> **Goal**: Where a line in the listing below contains the word "observations", copy that line.

> **Raw records**:
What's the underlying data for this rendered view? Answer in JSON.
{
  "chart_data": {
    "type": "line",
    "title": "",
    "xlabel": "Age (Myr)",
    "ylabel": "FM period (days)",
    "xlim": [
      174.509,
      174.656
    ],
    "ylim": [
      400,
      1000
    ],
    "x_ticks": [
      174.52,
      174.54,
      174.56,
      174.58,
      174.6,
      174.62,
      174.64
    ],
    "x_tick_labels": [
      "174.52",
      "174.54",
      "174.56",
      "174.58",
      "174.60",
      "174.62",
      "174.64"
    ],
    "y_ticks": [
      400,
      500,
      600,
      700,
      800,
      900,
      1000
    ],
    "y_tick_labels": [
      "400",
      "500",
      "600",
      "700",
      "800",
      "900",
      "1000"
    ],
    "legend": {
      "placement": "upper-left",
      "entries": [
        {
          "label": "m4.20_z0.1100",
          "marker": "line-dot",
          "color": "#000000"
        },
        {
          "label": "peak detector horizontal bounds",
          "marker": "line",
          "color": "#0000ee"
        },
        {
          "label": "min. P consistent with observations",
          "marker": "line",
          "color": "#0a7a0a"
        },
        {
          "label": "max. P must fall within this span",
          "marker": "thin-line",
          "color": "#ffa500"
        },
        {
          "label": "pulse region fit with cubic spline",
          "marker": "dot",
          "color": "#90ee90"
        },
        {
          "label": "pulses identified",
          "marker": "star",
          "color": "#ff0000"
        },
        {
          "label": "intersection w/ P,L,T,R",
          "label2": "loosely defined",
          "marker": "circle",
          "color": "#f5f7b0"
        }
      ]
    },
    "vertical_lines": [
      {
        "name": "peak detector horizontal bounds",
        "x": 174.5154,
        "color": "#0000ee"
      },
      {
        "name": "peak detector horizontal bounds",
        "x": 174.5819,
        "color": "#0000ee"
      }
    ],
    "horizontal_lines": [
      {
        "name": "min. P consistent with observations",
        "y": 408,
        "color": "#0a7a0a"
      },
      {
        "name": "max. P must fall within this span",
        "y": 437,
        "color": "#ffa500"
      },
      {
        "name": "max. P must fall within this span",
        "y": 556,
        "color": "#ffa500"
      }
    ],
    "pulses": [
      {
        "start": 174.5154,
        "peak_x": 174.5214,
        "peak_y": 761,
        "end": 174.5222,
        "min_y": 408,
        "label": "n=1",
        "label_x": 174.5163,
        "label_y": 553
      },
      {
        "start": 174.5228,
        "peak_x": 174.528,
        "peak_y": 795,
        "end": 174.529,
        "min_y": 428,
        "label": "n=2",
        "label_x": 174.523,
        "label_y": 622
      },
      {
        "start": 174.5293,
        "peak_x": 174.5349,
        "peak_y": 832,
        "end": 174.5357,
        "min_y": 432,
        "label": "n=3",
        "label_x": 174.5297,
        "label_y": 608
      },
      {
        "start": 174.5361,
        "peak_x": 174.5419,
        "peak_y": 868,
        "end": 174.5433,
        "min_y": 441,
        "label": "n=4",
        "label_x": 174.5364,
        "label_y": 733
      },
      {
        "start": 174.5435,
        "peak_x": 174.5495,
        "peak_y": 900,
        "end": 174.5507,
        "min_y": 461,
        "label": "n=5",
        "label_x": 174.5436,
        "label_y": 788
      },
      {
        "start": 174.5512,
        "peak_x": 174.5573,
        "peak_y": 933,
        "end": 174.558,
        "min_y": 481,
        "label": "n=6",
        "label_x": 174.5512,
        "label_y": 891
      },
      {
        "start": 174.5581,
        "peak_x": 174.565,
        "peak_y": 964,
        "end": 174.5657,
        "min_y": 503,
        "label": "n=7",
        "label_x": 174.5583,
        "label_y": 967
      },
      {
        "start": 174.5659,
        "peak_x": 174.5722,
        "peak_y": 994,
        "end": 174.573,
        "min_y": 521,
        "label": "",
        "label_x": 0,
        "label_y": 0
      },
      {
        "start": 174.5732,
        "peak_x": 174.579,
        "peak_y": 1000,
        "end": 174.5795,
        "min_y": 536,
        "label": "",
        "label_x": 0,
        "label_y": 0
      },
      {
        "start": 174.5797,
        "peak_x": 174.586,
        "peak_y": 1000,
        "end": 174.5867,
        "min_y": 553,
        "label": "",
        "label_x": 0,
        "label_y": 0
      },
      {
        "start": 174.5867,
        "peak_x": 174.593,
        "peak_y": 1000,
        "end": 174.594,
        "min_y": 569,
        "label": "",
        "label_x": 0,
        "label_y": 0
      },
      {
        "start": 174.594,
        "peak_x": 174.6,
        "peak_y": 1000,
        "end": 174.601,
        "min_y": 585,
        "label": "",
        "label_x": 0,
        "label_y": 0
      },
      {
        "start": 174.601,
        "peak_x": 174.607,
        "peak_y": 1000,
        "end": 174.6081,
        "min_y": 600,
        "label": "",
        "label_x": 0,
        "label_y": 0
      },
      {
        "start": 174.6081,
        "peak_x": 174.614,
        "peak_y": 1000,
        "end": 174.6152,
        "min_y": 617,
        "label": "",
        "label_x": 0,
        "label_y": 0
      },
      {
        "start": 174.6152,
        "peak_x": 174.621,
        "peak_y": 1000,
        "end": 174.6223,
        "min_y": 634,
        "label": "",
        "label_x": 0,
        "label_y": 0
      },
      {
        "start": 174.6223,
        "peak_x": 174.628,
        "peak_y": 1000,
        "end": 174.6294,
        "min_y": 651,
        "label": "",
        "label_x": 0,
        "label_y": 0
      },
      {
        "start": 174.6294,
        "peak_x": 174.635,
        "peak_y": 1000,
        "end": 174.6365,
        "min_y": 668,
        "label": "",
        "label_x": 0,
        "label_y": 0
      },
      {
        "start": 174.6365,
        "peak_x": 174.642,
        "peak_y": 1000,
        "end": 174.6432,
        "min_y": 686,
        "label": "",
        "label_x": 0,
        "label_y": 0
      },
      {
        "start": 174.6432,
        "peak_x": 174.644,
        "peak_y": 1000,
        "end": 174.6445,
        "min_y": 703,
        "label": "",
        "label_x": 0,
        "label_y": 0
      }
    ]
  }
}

> **Exercise solution**:
          "label": "min. P consistent with observations",
        "name": "min. P consistent with observations",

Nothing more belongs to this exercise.